◆ WRITTEN EXERCISE ◆
Set down each record below precisely, skipping the pictures.

#### SUPPLIED ENTRIES ####

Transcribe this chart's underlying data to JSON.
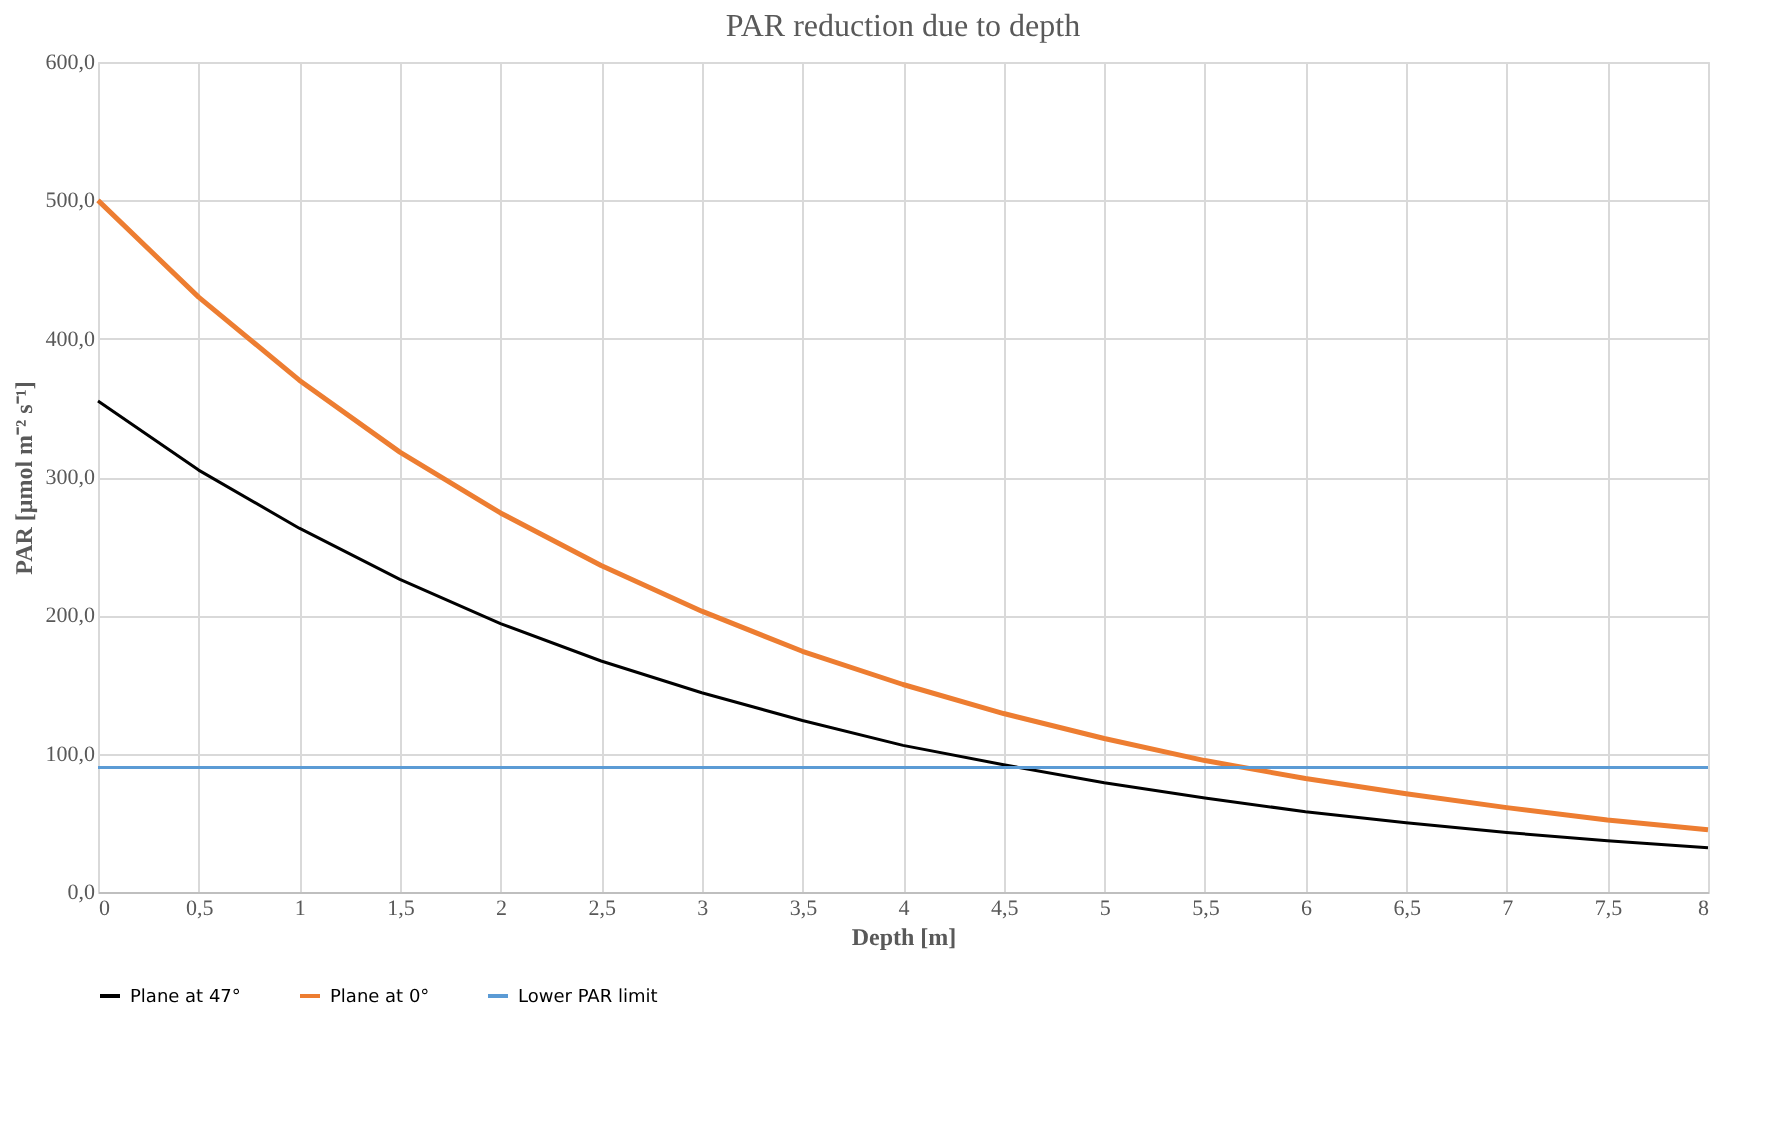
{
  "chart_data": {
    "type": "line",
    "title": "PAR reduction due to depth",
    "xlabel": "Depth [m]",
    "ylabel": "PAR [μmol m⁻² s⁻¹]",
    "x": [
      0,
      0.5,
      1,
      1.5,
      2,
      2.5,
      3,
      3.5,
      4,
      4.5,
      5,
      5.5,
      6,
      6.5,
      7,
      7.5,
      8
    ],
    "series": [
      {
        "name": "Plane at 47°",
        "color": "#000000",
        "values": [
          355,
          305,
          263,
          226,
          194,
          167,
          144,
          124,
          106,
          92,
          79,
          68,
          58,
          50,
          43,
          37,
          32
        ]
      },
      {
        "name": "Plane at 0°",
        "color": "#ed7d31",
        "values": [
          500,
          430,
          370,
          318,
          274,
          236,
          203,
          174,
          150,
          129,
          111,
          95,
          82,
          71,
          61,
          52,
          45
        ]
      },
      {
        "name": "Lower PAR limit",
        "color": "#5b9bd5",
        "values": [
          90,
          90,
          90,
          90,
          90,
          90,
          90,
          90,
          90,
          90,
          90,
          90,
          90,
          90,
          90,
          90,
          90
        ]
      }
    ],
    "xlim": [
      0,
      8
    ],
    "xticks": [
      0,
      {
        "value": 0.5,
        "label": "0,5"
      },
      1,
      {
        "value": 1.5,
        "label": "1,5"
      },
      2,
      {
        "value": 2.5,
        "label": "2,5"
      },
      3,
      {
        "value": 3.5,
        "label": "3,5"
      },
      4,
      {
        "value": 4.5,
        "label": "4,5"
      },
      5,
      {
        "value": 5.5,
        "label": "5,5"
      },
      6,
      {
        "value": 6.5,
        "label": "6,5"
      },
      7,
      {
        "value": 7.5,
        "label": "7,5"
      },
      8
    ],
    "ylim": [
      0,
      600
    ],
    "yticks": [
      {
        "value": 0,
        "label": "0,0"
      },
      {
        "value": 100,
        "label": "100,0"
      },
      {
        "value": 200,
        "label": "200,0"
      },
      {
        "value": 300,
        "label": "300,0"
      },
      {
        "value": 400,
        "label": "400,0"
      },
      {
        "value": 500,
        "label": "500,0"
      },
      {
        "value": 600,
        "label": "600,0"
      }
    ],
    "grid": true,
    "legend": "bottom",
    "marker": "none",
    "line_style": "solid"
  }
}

####

◆ RESPONSE TO THE EXERCISE ◆
Transcribe this chart's underlying data to JSON.
{
  "chart_data": {
    "type": "line",
    "title": "PAR reduction due to depth",
    "xlabel": "Depth [m]",
    "ylabel": "PAR [μmol m⁻² s⁻¹]",
    "x": [
      0,
      0.5,
      1,
      1.5,
      2,
      2.5,
      3,
      3.5,
      4,
      4.5,
      5,
      5.5,
      6,
      6.5,
      7,
      7.5,
      8
    ],
    "series": [
      {
        "name": "Plane at 47°",
        "color": "#000000",
        "values": [
          355,
          305,
          263,
          226,
          194,
          167,
          144,
          124,
          106,
          92,
          79,
          68,
          58,
          50,
          43,
          37,
          32
        ]
      },
      {
        "name": "Plane at 0°",
        "color": "#ed7d31",
        "values": [
          500,
          430,
          370,
          318,
          274,
          236,
          203,
          174,
          150,
          129,
          111,
          95,
          82,
          71,
          61,
          52,
          45
        ]
      },
      {
        "name": "Lower PAR limit",
        "color": "#5b9bd5",
        "values": [
          90,
          90,
          90,
          90,
          90,
          90,
          90,
          90,
          90,
          90,
          90,
          90,
          90,
          90,
          90,
          90,
          90
        ]
      }
    ],
    "xlim": [
      0,
      8
    ],
    "xticks": [
      0,
      {
        "value": 0.5,
        "label": "0,5"
      },
      1,
      {
        "value": 1.5,
        "label": "1,5"
      },
      2,
      {
        "value": 2.5,
        "label": "2,5"
      },
      3,
      {
        "value": 3.5,
        "label": "3,5"
      },
      4,
      {
        "value": 4.5,
        "label": "4,5"
      },
      5,
      {
        "value": 5.5,
        "label": "5,5"
      },
      6,
      {
        "value": 6.5,
        "label": "6,5"
      },
      7,
      {
        "value": 7.5,
        "label": "7,5"
      },
      8
    ],
    "ylim": [
      0,
      600
    ],
    "yticks": [
      {
        "value": 0,
        "label": "0,0"
      },
      {
        "value": 100,
        "label": "100,0"
      },
      {
        "value": 200,
        "label": "200,0"
      },
      {
        "value": 300,
        "label": "300,0"
      },
      {
        "value": 400,
        "label": "400,0"
      },
      {
        "value": 500,
        "label": "500,0"
      },
      {
        "value": 600,
        "label": "600,0"
      }
    ],
    "grid": true,
    "legend": "bottom",
    "marker": "none",
    "line_style": "solid"
  }
}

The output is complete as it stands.